[Collected data entries]
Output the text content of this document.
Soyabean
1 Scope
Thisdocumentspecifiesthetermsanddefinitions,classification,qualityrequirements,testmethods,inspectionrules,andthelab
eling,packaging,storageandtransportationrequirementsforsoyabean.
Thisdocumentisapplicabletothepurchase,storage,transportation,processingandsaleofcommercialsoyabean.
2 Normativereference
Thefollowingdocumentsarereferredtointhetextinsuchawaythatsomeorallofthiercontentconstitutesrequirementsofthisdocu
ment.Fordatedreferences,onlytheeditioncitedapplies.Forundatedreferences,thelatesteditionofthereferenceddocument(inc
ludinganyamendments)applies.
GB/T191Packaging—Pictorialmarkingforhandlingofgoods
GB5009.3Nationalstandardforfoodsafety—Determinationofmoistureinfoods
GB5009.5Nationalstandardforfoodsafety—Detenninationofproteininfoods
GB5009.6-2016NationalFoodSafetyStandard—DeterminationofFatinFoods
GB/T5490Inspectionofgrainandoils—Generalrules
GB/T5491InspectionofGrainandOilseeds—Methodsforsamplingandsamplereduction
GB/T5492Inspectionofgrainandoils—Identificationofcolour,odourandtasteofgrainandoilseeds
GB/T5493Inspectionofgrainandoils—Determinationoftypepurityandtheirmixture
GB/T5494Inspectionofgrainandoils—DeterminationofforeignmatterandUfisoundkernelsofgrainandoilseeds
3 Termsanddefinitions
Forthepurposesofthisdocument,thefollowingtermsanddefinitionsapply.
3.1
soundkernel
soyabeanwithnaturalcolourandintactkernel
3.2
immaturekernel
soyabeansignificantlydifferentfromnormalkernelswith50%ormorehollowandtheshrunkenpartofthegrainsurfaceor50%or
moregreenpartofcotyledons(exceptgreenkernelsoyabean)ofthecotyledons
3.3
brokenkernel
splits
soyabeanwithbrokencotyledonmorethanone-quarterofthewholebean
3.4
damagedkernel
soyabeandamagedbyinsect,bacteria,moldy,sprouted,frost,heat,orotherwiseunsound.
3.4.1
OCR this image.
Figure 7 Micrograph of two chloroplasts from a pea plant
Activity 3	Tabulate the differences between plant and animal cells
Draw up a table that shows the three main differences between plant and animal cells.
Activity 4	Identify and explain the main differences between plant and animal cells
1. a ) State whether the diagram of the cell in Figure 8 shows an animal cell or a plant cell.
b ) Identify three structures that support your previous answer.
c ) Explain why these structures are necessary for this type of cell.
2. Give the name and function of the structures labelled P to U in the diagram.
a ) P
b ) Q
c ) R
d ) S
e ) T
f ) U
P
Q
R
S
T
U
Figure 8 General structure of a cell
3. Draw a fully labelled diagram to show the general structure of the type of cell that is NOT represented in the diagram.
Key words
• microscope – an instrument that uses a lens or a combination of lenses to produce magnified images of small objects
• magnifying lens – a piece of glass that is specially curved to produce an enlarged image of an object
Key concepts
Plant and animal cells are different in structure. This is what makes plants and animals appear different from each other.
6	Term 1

● Assigned task: Every record above must be printed again exactly as it stands.

● Answer to this exercise:
Output the text content of this document.
Soyabean
1 Scope
Thisdocumentspecifiesthetermsanddefinitions,classification,qualityrequirements,testmethods,inspectionrules,andthelab
eling,packaging,storageandtransportationrequirementsforsoyabean.
Thisdocumentisapplicabletothepurchase,storage,transportation,processingandsaleofcommercialsoyabean.
2 Normativereference
Thefollowingdocumentsarereferredtointhetextinsuchawaythatsomeorallofthiercontentconstitutesrequirementsofthisdocu
ment.Fordatedreferences,onlytheeditioncitedapplies.Forundatedreferences,thelatesteditionofthereferenceddocument(inc
ludinganyamendments)applies.
GB/T191Packaging—Pictorialmarkingforhandlingofgoods
GB5009.3Nationalstandardforfoodsafety—Determinationofmoistureinfoods
GB5009.5Nationalstandardforfoodsafety—Detenninationofproteininfoods
GB5009.6-2016NationalFoodSafetyStandard—DeterminationofFatinFoods
GB/T5490Inspectionofgrainandoils—Generalrules
GB/T5491InspectionofGrainandOilseeds—Methodsforsamplingandsamplereduction
GB/T5492Inspectionofgrainandoils—Identificationofcolour,odourandtasteofgrainandoilseeds
GB/T5493Inspectionofgrainandoils—Determinationoftypepurityandtheirmixture
GB/T5494Inspectionofgrainandoils—DeterminationofforeignmatterandUfisoundkernelsofgrainandoilseeds
3 Termsanddefinitions
Forthepurposesofthisdocument,thefollowingtermsanddefinitionsapply.
3.1
soundkernel
soyabeanwithnaturalcolourandintactkernel
3.2
immaturekernel
soyabeansignificantlydifferentfromnormalkernelswith50%ormorehollowandtheshrunkenpartofthegrainsurfaceor50%or
moregreenpartofcotyledons(exceptgreenkernelsoyabean)ofthecotyledons
3.3
brokenkernel
splits
soyabeanwithbrokencotyledonmorethanone-quarterofthewholebean
3.4
damagedkernel
soyabeandamagedbyinsect,bacteria,moldy,sprouted,frost,heat,orotherwiseunsound.
3.4.1
OCR this image.
Figure 7 Micrograph of two chloroplasts from a pea plant
Activity 3	Tabulate the differences between plant and animal cells
Draw up a table that shows the three main differences between plant and animal cells.
Activity 4	Identify and explain the main differences between plant and animal cells
1. a ) State whether the diagram of the cell in Figure 8 shows an animal cell or a plant cell.
b ) Identify three structures that support your previous answer.
c ) Explain why these structures are necessary for this type of cell.
2. Give the name and function of the structures labelled P to U in the diagram.
a ) P
b ) Q
c ) R
d ) S
e ) T
f ) U
P
Q
R
S
T
U
Figure 8 General structure of a cell
3. Draw a fully labelled diagram to show the general structure of the type of cell that is NOT represented in the diagram.
Key words
• microscope – an instrument that uses a lens or a combination of lenses to produce magnified images of small objects
• magnifying lens – a piece of glass that is specially curved to produce an enlarged image of an object
Key concepts
Plant and animal cells are different in structure. This is what makes plants and animals appear different from each other.
6	Term 1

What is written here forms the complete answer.